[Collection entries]

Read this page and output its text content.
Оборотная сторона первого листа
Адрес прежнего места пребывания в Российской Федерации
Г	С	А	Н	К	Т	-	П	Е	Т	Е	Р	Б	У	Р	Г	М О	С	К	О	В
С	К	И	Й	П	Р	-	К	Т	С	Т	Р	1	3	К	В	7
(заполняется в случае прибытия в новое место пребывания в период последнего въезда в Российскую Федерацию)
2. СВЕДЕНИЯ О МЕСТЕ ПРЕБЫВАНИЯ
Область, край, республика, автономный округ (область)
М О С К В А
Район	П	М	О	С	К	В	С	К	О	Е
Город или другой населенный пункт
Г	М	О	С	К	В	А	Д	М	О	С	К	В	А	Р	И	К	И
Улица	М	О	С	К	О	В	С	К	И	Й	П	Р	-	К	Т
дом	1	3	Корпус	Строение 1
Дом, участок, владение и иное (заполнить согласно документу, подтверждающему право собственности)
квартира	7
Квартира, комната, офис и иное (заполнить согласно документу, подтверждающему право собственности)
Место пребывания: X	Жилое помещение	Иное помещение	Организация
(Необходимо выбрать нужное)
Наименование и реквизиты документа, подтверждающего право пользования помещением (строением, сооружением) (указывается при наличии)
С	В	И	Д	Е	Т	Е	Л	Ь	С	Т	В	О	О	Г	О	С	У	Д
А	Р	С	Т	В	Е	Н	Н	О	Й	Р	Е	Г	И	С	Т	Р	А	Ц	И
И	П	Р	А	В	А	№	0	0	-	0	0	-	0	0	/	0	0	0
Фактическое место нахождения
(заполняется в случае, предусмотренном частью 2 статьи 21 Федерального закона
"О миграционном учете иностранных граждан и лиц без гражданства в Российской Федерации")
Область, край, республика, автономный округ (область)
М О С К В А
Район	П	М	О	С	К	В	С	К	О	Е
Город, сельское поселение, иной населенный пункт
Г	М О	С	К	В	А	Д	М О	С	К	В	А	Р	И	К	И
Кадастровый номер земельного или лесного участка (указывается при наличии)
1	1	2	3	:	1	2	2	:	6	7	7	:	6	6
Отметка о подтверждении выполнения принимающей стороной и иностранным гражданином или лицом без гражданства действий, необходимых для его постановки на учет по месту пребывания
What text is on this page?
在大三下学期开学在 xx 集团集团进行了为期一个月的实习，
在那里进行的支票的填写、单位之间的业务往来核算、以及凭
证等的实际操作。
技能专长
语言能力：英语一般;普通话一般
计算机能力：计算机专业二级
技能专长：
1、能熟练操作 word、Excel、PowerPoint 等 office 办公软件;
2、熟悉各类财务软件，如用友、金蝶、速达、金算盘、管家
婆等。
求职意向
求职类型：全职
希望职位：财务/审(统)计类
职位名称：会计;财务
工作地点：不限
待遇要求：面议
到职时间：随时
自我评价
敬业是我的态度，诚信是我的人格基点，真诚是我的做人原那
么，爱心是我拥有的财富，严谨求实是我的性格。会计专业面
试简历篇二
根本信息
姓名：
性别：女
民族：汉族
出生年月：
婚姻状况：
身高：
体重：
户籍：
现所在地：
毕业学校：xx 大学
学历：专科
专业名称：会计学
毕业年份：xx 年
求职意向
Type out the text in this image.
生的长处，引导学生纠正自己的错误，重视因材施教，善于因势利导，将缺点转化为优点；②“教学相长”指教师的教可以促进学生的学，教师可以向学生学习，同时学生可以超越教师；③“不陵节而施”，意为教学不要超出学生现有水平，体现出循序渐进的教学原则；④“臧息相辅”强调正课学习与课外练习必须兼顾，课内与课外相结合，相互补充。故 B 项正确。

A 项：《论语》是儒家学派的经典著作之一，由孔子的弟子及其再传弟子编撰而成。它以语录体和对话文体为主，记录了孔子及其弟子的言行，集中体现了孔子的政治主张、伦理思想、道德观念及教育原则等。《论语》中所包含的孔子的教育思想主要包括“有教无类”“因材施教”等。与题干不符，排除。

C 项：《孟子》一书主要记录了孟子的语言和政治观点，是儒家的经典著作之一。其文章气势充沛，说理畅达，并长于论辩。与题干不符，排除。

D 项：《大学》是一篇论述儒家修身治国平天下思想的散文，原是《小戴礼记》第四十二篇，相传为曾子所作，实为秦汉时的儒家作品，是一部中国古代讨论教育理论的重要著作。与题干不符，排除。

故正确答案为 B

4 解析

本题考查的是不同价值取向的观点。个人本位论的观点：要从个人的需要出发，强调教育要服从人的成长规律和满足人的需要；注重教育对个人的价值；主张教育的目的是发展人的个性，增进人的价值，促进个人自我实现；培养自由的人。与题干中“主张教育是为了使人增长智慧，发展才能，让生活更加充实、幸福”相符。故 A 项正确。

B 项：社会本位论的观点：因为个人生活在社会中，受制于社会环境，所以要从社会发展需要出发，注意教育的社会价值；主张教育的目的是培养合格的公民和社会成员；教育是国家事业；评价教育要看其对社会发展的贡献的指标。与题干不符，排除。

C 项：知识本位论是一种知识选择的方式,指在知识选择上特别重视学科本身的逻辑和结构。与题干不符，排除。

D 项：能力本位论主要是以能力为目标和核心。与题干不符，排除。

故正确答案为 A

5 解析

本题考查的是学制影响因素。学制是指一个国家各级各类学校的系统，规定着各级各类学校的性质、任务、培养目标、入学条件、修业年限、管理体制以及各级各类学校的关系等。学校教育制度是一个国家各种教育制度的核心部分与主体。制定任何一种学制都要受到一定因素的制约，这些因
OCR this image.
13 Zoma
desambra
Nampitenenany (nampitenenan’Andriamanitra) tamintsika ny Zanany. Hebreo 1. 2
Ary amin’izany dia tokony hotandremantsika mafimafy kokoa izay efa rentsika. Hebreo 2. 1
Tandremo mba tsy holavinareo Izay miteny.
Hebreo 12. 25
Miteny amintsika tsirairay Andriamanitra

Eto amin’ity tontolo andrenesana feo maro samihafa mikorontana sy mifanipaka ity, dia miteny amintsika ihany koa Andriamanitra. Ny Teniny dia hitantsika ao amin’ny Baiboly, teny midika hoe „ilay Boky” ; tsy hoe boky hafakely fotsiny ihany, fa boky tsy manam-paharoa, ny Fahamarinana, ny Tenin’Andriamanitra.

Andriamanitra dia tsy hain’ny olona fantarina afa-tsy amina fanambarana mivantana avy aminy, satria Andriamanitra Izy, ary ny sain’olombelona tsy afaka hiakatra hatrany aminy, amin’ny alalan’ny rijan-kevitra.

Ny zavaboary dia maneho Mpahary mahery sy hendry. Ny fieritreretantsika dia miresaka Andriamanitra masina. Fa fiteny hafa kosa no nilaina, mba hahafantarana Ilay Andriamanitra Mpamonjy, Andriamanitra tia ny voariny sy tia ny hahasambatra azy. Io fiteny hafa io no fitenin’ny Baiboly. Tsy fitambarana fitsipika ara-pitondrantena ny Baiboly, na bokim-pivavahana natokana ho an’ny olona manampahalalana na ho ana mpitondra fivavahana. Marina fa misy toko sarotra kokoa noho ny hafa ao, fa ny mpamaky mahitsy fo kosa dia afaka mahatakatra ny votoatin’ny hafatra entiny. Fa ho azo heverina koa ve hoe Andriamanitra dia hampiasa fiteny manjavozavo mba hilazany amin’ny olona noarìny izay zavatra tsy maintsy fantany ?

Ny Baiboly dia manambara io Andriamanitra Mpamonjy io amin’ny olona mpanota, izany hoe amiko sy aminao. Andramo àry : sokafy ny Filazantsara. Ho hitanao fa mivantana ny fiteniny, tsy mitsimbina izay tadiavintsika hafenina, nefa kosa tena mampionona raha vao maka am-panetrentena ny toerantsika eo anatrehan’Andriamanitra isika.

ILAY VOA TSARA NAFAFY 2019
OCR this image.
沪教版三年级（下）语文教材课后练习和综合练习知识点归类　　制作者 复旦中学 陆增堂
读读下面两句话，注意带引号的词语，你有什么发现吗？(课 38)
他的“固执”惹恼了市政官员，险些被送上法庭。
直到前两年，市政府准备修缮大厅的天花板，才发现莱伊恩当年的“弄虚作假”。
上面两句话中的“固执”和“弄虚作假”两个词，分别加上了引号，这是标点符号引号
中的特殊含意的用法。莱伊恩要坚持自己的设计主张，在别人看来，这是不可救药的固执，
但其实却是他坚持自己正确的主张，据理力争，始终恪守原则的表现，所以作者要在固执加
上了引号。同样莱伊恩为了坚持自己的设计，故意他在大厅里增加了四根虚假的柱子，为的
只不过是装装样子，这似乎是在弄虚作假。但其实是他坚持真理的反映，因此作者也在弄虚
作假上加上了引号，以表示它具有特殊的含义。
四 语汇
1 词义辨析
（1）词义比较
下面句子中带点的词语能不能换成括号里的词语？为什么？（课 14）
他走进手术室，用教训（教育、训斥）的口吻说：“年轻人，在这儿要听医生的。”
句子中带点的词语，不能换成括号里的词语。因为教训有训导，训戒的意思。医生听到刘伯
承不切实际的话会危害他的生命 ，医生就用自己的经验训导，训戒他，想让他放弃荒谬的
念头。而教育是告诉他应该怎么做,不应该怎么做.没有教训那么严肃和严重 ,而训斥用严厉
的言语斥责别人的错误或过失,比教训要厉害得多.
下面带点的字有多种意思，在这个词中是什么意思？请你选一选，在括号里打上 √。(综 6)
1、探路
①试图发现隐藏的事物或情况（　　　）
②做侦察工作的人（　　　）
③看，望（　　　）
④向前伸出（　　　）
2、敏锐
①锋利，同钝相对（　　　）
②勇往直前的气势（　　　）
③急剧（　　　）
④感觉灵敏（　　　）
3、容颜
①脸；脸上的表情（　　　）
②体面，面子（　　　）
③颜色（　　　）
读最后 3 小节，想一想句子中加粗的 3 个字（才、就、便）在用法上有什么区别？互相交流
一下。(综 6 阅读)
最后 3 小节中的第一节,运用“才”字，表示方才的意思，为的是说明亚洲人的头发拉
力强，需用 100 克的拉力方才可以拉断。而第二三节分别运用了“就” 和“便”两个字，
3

● **Directive**: Pick out and copy the lines of the entries that hold the string "случае".

● **Solution for this task**:
(заполняется в случае прибытия в новое место пребывания в период последнего въезда в Российскую Федерацию)
(заполняется в случае, предусмотренном частью 2 статьи 21 Федерального закона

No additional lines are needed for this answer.